#### [Task statement]
Reproduce every entry that follows word for word, but omit the images.

[Raw records]
>> BEGIN
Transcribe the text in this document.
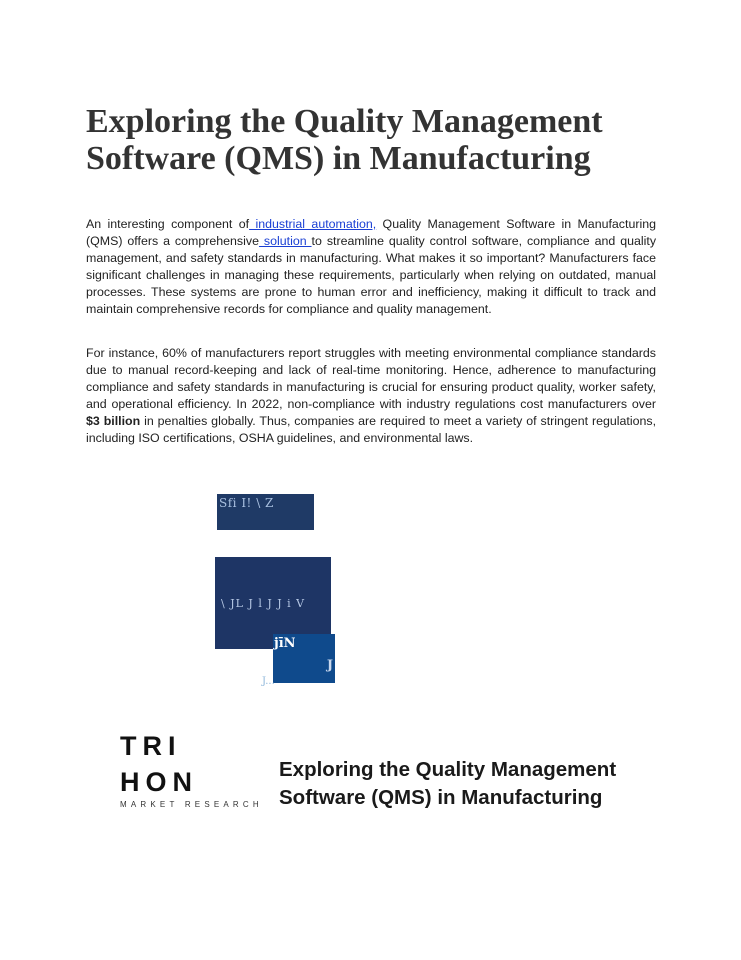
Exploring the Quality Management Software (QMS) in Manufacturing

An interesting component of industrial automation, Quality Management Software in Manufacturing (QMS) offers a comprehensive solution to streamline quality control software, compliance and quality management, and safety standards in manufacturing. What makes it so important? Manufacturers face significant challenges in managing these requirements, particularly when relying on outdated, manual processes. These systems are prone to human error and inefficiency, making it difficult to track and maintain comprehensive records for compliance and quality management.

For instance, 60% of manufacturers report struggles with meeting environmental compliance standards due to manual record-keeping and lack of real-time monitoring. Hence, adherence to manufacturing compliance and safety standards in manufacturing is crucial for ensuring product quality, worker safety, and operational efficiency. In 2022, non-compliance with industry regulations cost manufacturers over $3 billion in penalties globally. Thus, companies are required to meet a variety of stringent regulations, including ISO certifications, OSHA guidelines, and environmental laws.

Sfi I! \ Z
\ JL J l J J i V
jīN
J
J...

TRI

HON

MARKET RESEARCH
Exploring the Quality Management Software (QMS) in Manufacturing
>> END
#### [Finished answer]
Transcribe the text in this document.
Exploring the Quality Management Software (QMS) in Manufacturing

An interesting component of industrial automation, Quality Management Software in Manufacturing (QMS) offers a comprehensive solution to streamline quality control software, compliance and quality management, and safety standards in manufacturing. What makes it so important? Manufacturers face significant challenges in managing these requirements, particularly when relying on outdated, manual processes. These systems are prone to human error and inefficiency, making it difficult to track and maintain comprehensive records for compliance and quality management.

For instance, 60% of manufacturers report struggles with meeting environmental compliance standards due to manual record-keeping and lack of real-time monitoring. Hence, adherence to manufacturing compliance and safety standards in manufacturing is crucial for ensuring product quality, worker safety, and operational efficiency. In 2022, non-compliance with industry regulations cost manufacturers over $3 billion in penalties globally. Thus, companies are required to meet a variety of stringent regulations, including ISO certifications, OSHA guidelines, and environmental laws.

Sfi I! \ Z
\ JL J l J J i V
jīN
J
J...

TRI

HON

MARKET RESEARCH
Exploring the Quality Management Software (QMS) in Manufacturing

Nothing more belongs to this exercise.